» **What needs to be done**: Search the data for the string "Some" and gather each line it is in.

[Stored items]
● ● ● ●

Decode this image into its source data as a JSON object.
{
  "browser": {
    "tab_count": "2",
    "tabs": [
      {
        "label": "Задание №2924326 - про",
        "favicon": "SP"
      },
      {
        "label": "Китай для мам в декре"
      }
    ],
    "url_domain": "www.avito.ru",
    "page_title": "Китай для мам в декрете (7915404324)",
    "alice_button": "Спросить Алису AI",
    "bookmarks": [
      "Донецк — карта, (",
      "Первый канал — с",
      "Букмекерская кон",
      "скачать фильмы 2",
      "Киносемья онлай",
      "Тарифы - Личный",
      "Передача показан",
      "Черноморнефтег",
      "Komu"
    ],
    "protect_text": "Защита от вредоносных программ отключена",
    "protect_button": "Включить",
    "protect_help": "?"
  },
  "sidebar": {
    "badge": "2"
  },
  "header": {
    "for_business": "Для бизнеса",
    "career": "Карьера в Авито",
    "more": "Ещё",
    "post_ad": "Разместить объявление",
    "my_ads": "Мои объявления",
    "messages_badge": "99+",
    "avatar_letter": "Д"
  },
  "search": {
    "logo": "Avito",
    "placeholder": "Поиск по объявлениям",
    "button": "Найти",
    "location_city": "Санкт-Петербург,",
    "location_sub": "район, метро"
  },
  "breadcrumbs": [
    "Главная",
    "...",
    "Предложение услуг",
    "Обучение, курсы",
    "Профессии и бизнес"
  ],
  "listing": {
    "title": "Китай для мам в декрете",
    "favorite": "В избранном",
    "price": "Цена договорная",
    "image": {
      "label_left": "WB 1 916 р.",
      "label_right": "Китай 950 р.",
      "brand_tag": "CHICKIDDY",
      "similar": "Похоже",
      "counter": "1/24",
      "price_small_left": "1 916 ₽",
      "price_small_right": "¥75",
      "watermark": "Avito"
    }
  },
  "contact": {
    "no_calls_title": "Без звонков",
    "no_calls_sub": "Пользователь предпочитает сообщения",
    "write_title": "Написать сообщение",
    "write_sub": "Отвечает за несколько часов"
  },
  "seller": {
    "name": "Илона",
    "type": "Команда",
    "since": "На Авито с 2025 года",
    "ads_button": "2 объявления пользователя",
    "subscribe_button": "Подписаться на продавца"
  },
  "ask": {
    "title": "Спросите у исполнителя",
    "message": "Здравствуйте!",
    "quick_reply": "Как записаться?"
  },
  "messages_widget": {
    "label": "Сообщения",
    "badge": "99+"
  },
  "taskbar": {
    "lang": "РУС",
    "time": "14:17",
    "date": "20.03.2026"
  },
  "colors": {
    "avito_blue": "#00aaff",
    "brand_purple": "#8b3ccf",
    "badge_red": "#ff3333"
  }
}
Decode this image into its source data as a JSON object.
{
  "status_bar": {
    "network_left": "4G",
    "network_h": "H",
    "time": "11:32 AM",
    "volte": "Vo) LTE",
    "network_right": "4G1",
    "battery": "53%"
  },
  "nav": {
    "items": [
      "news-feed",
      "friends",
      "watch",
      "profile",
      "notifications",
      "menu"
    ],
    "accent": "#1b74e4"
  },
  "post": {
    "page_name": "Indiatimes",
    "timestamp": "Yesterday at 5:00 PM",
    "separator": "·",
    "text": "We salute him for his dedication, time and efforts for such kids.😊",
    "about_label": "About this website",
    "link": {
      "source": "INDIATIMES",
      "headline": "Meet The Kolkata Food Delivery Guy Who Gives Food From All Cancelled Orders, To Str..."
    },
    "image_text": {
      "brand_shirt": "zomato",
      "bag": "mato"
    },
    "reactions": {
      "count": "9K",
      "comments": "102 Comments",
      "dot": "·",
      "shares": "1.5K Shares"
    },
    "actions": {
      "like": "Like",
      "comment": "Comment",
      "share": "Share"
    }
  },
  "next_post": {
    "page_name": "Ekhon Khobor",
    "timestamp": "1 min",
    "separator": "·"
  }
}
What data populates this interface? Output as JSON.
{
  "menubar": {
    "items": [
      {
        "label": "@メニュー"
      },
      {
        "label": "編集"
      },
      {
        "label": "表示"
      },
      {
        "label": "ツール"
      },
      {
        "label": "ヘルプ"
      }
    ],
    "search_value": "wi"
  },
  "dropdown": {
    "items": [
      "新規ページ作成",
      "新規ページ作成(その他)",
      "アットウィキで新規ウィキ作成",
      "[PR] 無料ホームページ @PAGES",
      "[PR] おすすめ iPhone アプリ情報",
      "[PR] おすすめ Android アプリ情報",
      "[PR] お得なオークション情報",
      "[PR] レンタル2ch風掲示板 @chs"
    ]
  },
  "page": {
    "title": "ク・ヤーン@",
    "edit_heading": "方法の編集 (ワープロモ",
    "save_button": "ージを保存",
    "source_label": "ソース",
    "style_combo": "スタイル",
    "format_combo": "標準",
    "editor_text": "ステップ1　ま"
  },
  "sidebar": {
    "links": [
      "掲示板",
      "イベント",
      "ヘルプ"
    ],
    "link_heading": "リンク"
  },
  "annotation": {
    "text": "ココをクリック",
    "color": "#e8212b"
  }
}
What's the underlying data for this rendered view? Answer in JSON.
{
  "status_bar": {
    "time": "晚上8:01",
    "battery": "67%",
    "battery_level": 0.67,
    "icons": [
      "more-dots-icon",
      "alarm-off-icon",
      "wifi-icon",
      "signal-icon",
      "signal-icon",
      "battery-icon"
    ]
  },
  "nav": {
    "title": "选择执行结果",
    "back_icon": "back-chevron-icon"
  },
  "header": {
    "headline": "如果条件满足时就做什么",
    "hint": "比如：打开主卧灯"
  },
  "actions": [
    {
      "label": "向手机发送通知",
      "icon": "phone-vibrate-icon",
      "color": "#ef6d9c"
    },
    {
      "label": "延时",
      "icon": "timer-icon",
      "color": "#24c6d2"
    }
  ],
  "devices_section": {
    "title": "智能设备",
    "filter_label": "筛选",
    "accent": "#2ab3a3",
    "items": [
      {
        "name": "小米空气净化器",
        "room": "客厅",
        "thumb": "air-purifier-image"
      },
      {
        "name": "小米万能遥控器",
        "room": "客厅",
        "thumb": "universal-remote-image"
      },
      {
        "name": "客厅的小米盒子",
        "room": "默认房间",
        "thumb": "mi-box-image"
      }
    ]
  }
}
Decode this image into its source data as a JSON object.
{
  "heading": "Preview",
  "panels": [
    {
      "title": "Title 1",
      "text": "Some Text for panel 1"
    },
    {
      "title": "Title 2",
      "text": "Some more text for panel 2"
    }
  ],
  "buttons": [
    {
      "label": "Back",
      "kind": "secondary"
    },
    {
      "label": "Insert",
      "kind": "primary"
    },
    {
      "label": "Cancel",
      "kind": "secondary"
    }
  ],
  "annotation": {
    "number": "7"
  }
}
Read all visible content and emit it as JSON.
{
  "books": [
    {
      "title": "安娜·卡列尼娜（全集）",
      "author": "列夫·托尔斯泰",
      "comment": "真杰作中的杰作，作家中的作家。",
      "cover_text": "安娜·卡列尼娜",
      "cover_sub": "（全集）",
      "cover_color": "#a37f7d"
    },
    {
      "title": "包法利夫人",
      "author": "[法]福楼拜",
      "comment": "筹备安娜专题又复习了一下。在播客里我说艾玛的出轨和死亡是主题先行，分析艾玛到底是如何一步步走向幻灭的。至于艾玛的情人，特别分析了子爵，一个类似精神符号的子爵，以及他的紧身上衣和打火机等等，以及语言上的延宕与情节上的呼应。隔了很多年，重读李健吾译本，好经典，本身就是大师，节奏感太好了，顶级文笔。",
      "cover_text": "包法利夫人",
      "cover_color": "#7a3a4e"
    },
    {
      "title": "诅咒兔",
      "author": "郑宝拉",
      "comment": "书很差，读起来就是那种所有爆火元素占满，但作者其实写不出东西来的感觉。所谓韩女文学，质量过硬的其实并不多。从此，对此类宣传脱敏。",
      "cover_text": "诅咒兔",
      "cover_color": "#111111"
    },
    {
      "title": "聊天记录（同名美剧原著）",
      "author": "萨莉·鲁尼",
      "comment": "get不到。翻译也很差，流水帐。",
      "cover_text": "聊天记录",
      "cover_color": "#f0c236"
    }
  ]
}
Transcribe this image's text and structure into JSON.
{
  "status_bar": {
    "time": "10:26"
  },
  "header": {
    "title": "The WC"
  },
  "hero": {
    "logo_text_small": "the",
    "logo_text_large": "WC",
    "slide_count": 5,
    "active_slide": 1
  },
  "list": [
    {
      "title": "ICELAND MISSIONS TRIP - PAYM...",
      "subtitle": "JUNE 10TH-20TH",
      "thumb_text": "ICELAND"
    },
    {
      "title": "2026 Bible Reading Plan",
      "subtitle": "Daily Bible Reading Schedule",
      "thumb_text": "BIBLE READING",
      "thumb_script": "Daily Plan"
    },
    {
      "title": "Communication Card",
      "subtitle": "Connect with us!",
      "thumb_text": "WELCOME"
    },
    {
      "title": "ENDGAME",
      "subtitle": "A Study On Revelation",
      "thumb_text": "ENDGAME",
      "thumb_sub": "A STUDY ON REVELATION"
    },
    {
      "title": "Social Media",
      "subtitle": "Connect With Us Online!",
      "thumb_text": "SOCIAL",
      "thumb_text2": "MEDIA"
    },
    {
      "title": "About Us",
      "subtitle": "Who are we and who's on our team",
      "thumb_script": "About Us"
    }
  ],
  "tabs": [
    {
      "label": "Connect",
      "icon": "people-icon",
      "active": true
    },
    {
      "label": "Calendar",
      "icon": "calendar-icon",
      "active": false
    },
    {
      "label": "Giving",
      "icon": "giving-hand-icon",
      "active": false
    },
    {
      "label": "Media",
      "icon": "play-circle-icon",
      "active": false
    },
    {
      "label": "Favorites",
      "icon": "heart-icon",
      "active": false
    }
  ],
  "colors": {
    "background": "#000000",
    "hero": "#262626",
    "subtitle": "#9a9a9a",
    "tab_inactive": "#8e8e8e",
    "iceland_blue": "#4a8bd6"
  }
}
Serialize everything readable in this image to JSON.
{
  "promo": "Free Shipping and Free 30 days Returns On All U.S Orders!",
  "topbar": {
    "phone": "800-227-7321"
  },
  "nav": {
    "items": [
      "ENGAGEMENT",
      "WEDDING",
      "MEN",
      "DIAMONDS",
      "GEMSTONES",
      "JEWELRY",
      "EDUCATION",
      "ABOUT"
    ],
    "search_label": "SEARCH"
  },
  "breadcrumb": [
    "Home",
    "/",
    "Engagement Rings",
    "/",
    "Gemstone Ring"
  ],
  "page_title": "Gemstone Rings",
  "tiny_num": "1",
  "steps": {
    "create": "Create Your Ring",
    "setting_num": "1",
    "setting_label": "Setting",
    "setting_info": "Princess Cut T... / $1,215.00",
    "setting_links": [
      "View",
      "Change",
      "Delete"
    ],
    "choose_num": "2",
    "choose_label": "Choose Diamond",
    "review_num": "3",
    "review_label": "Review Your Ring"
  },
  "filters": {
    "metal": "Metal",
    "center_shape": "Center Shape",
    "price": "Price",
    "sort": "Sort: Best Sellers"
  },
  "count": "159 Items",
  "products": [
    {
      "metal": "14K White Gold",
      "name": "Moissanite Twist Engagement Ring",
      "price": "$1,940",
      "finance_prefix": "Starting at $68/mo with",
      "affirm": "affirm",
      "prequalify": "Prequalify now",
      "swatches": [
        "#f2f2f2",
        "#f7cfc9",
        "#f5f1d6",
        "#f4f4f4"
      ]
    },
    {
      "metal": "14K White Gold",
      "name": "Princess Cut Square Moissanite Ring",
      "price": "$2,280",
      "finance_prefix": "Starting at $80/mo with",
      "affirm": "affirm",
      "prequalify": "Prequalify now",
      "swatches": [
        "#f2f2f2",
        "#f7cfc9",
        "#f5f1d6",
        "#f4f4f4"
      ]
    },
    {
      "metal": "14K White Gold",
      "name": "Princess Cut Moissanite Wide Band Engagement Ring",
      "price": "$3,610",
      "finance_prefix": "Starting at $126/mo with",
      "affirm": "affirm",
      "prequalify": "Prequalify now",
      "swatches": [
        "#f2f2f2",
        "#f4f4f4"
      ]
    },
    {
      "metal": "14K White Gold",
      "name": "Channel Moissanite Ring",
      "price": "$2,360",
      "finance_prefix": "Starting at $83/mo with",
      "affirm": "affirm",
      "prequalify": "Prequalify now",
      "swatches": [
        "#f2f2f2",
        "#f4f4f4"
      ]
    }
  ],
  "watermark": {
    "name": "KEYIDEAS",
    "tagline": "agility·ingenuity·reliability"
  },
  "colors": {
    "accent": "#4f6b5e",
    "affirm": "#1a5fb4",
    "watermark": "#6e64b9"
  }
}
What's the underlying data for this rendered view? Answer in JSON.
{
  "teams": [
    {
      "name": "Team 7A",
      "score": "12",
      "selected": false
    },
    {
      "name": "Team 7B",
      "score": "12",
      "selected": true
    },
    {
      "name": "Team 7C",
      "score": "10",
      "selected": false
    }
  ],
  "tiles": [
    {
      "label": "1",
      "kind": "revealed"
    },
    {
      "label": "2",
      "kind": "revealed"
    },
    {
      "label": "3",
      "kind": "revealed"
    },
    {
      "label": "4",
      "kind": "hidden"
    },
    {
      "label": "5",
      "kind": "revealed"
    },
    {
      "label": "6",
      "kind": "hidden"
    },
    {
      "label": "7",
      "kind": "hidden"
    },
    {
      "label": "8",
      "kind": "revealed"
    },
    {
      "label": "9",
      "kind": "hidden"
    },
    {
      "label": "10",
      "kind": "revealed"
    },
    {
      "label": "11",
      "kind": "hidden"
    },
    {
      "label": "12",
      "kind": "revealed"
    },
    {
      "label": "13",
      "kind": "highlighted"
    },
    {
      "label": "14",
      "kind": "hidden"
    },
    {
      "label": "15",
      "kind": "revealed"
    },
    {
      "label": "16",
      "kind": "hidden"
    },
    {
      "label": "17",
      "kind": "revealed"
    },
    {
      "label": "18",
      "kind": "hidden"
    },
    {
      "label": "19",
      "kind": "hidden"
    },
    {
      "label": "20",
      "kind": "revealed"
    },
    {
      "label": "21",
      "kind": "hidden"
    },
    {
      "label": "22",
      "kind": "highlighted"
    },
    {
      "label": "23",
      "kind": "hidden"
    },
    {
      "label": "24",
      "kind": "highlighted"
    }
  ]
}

● ● ● ●

» **Expected answer**:
      "text": "Some Text for panel 1"
      "text": "Some more text for panel 2"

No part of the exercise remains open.